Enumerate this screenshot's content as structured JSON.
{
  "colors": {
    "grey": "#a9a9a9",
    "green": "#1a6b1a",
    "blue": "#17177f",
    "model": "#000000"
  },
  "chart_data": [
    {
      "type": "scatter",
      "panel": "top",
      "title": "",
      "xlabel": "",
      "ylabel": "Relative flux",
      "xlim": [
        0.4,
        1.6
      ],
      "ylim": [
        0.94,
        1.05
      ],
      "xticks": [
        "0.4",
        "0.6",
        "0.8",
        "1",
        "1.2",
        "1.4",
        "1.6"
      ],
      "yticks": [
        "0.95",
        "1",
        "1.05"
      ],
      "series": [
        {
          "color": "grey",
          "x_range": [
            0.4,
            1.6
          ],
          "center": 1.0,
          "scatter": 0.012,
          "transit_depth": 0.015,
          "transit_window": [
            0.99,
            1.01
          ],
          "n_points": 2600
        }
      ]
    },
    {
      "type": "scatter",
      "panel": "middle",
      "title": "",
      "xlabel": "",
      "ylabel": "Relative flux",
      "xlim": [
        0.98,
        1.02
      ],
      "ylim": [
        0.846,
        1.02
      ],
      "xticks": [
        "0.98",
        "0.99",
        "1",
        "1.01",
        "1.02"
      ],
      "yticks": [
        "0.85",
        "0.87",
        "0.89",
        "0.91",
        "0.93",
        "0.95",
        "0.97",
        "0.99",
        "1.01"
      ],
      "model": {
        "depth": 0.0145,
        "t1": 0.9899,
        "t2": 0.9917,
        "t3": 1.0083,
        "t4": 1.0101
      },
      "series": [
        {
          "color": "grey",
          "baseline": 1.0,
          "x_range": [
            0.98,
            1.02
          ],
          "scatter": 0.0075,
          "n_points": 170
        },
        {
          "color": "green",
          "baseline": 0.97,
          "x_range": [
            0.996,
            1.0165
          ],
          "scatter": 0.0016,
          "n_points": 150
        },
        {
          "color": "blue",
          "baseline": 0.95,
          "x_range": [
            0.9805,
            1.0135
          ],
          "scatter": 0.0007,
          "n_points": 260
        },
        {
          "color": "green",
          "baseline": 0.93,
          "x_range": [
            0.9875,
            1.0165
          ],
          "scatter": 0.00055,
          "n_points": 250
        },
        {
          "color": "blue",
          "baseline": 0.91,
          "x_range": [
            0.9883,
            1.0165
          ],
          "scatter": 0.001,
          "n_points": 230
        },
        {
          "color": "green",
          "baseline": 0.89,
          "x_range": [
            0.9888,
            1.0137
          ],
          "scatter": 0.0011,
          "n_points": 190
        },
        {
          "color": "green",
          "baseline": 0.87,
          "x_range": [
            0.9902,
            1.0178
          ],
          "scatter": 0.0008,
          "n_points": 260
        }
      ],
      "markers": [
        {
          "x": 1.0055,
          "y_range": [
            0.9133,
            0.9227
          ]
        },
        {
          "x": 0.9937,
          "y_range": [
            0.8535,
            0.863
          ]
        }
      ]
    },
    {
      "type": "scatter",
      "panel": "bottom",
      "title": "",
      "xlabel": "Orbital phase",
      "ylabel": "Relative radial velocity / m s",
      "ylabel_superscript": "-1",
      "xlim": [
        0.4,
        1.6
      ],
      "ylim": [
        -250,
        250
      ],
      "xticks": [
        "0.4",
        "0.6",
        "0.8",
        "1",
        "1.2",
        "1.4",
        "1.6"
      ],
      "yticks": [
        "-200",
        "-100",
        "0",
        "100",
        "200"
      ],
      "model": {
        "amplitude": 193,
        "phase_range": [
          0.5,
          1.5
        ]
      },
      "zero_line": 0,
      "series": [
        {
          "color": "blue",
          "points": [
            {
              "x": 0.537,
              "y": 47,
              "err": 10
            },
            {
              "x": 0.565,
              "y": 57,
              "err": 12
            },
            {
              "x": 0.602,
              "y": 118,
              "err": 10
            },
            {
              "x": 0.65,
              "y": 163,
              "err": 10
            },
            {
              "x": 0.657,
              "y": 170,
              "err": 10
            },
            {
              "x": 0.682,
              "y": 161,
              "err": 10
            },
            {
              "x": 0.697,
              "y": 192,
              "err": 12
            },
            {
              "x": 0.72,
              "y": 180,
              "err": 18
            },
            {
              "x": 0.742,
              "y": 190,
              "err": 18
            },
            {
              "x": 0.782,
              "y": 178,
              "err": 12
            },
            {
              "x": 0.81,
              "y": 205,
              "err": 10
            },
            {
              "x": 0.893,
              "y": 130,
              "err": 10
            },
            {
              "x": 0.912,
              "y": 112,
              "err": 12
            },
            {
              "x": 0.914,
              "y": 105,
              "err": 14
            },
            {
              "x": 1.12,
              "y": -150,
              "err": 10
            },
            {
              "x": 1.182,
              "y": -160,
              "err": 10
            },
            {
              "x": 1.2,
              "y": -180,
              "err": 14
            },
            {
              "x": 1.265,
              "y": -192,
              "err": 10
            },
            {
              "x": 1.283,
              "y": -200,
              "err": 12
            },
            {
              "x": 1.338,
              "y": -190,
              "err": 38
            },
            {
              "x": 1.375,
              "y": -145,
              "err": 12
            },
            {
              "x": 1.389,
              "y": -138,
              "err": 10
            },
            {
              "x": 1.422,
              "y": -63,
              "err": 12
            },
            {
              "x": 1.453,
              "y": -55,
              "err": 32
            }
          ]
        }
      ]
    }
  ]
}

^^^^

Short problem. Look through the listing and extract every line with "scatter" in it.

Complete response.
      "type": "scatter",
          "scatter": 0.012,
      "type": "scatter",
          "scatter": 0.0075,
          "scatter": 0.0016,
          "scatter": 0.0007,
          "scatter": 0.00055,
          "scatter": 0.001,
          "scatter": 0.0011,
          "scatter": 0.0008,
      "type": "scatter",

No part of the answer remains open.